> _Description of the task_
What you return should match every record exactly, with the images removed.

> _Saved entries_
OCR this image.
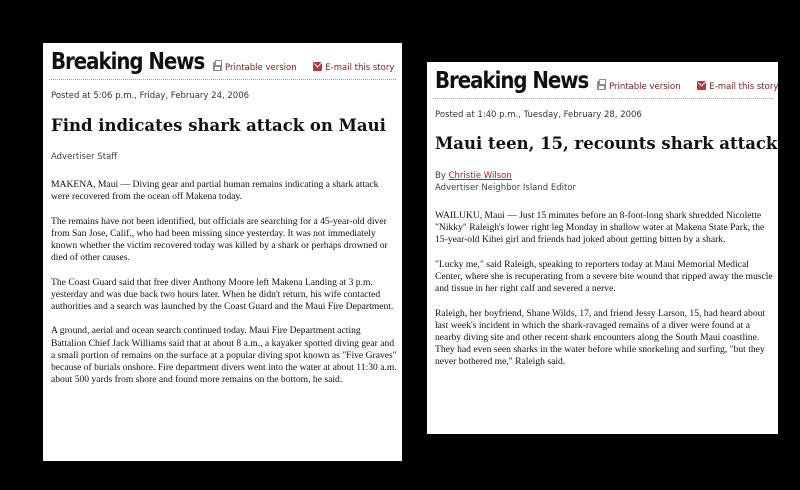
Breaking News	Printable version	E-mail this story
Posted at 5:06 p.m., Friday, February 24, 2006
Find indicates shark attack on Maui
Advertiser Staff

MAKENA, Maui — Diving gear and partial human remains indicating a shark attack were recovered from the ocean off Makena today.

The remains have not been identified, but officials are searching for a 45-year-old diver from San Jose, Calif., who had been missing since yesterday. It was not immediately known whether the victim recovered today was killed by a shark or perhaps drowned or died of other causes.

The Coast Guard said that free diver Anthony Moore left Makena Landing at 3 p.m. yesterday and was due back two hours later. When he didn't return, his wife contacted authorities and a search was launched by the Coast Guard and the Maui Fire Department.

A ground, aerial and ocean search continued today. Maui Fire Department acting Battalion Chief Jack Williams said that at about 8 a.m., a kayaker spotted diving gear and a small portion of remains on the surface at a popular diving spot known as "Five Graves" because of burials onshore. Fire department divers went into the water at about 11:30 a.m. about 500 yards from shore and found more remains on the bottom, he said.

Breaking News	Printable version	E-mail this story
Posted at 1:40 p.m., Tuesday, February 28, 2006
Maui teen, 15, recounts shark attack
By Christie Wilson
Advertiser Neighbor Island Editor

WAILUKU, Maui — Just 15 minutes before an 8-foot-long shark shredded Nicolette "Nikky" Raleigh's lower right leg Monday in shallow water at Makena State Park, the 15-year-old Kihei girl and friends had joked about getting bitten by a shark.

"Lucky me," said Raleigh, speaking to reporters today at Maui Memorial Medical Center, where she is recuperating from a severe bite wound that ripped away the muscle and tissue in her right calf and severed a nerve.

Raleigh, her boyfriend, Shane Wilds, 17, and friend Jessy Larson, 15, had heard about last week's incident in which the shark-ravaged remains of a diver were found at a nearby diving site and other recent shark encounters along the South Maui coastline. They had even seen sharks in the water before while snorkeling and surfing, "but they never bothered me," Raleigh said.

> _Solution to the exercise_
OCR this image.
Breaking News	Printable version	E-mail this story
Posted at 5:06 p.m., Friday, February 24, 2006
Find indicates shark attack on Maui
Advertiser Staff

MAKENA, Maui — Diving gear and partial human remains indicating a shark attack were recovered from the ocean off Makena today.

The remains have not been identified, but officials are searching for a 45-year-old diver from San Jose, Calif., who had been missing since yesterday. It was not immediately known whether the victim recovered today was killed by a shark or perhaps drowned or died of other causes.

The Coast Guard said that free diver Anthony Moore left Makena Landing at 3 p.m. yesterday and was due back two hours later. When he didn't return, his wife contacted authorities and a search was launched by the Coast Guard and the Maui Fire Department.

A ground, aerial and ocean search continued today. Maui Fire Department acting Battalion Chief Jack Williams said that at about 8 a.m., a kayaker spotted diving gear and a small portion of remains on the surface at a popular diving spot known as "Five Graves" because of burials onshore. Fire department divers went into the water at about 11:30 a.m. about 500 yards from shore and found more remains on the bottom, he said.

Breaking News	Printable version	E-mail this story
Posted at 1:40 p.m., Tuesday, February 28, 2006
Maui teen, 15, recounts shark attack
By Christie Wilson
Advertiser Neighbor Island Editor

WAILUKU, Maui — Just 15 minutes before an 8-foot-long shark shredded Nicolette "Nikky" Raleigh's lower right leg Monday in shallow water at Makena State Park, the 15-year-old Kihei girl and friends had joked about getting bitten by a shark.

"Lucky me," said Raleigh, speaking to reporters today at Maui Memorial Medical Center, where she is recuperating from a severe bite wound that ripped away the muscle and tissue in her right calf and severed a nerve.

Raleigh, her boyfriend, Shane Wilds, 17, and friend Jessy Larson, 15, had heard about last week's incident in which the shark-ravaged remains of a diver were found at a nearby diving site and other recent shark encounters along the South Maui coastline. They had even seen sharks in the water before while snorkeling and surfing, "but they never bothered me," Raleigh said.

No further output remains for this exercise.